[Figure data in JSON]
[Start]
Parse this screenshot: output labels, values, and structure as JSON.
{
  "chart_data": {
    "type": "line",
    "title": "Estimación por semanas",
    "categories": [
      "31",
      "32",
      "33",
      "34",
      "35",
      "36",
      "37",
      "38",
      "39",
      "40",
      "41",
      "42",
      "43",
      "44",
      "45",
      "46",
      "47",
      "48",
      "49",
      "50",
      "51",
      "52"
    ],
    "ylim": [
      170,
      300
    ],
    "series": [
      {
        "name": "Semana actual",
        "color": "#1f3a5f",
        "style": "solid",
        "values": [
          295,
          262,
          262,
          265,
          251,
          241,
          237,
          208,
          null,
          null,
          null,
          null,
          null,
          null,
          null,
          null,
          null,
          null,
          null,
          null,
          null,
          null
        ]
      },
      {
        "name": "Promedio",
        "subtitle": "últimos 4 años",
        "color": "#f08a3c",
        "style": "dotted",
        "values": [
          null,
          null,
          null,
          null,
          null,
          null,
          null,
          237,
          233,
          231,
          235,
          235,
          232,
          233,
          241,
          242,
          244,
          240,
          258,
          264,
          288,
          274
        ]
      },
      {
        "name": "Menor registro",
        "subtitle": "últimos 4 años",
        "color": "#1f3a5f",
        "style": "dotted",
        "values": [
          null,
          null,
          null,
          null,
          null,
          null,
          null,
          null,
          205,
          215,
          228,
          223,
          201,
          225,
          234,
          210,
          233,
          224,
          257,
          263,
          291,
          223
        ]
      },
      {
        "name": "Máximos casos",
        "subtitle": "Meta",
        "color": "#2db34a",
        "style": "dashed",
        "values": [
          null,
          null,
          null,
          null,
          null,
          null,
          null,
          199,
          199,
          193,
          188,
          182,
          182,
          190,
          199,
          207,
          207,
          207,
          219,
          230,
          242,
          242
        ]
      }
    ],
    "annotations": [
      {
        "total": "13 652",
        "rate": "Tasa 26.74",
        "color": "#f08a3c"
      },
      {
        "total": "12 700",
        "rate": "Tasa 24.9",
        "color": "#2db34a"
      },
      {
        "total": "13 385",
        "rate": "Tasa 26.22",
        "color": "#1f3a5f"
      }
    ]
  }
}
[End]
> _TASK_
Pull every line containing "style" from the material above.

> _ANSWER TO THE EXERCISE_
        "style": "solid",
        "style": "dotted",
        "style": "dotted",
        "style": "dashed",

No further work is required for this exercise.